## Aim of the task
Rewrite the items from the start of the records through the line containing "point-hyundai-card-link[interactable]: 네이버 현대카드", inclusive, replacing "best-badge" with "top-badge" and changing nothing else.

## Supplied material
........
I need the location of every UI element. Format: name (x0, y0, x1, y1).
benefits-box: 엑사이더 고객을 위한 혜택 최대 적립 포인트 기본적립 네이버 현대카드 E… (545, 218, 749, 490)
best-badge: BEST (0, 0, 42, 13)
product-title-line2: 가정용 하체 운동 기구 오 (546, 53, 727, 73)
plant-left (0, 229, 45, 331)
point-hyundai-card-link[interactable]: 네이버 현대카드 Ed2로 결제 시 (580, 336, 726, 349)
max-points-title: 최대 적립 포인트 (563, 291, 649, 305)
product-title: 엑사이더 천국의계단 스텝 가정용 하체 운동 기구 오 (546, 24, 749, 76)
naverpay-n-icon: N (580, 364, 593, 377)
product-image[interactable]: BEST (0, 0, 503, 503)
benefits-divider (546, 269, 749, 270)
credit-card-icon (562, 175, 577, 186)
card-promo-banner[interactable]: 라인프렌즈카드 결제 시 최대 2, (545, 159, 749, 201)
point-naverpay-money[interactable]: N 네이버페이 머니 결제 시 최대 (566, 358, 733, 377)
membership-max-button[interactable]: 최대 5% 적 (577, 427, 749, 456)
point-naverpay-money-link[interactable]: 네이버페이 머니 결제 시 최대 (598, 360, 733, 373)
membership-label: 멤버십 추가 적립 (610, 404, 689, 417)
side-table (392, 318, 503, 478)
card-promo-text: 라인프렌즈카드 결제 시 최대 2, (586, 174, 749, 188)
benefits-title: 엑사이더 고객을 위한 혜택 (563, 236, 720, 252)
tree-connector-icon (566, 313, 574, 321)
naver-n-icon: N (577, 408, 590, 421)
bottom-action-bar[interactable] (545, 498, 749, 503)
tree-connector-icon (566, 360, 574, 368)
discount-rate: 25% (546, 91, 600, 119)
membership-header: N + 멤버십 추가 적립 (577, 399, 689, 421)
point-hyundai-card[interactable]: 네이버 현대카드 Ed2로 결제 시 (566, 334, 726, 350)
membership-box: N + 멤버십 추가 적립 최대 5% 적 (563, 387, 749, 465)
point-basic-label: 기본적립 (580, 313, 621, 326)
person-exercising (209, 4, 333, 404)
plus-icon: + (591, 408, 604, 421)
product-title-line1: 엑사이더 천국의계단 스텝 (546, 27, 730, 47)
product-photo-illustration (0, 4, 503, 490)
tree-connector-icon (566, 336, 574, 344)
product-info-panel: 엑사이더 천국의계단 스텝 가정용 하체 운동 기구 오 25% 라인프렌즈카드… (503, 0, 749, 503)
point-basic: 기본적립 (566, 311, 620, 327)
........
## Written solution
I need the location of every UI element. Format: name (x0, y0, x1, y1).
benefits-box: 엑사이더 고객을 위한 혜택 최대 적립 포인트 기본적립 네이버 현대카드 E… (545, 218, 749, 490)
top-badge: BEST (0, 0, 42, 13)
product-title-line2: 가정용 하체 운동 기구 오 (546, 53, 727, 73)
plant-left (0, 229, 45, 331)
point-hyundai-card-link[interactable]: 네이버 현대카드 Ed2로 결제 시 (580, 336, 726, 349)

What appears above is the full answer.